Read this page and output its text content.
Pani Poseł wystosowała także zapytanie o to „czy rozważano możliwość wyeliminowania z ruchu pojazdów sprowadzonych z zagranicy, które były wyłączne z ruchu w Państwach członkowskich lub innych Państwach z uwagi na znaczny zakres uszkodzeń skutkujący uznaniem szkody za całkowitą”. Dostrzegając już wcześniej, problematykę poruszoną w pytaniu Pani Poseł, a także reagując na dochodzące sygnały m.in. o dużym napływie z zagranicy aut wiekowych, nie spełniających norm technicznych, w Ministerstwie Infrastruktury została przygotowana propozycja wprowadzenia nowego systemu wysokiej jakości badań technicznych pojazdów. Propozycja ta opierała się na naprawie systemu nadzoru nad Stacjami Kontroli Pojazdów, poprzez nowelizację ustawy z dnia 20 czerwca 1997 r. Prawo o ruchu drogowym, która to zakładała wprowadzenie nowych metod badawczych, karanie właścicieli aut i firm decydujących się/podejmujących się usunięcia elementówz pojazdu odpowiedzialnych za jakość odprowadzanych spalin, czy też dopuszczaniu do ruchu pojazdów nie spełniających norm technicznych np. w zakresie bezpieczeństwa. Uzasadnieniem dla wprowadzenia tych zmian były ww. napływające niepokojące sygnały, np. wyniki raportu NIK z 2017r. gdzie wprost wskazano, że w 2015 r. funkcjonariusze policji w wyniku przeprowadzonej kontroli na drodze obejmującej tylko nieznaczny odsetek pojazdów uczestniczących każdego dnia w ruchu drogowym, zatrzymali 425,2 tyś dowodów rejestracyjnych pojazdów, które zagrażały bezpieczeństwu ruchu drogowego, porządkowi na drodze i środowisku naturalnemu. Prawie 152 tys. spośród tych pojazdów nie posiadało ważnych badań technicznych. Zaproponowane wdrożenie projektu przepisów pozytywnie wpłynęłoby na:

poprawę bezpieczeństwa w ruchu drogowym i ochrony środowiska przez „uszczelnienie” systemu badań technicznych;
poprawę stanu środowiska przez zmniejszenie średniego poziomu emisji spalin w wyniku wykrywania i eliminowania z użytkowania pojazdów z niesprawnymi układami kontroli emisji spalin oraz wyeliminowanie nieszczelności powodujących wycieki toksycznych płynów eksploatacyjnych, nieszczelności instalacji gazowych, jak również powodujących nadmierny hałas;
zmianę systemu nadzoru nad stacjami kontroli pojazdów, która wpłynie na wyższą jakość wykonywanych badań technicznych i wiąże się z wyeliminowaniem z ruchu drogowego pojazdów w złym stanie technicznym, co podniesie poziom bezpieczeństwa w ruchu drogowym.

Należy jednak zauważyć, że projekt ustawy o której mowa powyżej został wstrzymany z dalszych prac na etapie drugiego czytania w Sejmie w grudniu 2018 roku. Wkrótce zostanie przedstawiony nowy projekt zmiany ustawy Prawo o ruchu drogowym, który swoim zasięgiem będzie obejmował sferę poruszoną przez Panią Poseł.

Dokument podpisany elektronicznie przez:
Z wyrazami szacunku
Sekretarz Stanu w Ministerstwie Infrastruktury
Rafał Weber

-- -- --

◆ TASK STATEMENT: Pull out each line of the records holding the string "poprawę".

◆ TASK SOLUTION:
poprawę bezpieczeństwa w ruchu drogowym i ochrony środowiska przez „uszczelnienie” systemu badań technicznych;
poprawę stanu środowiska przez zmniejszenie średniego poziomu emisji spalin w wyniku wykrywania i eliminowania z użytkowania pojazdów z niesprawnymi układami kontroli emisji spalin oraz wyeliminowanie nieszczelności powodujących wycieki toksycznych płynów eksploatacyjnych, nieszczelności instalacji gazowych, jak również powodujących nadmierny hałas;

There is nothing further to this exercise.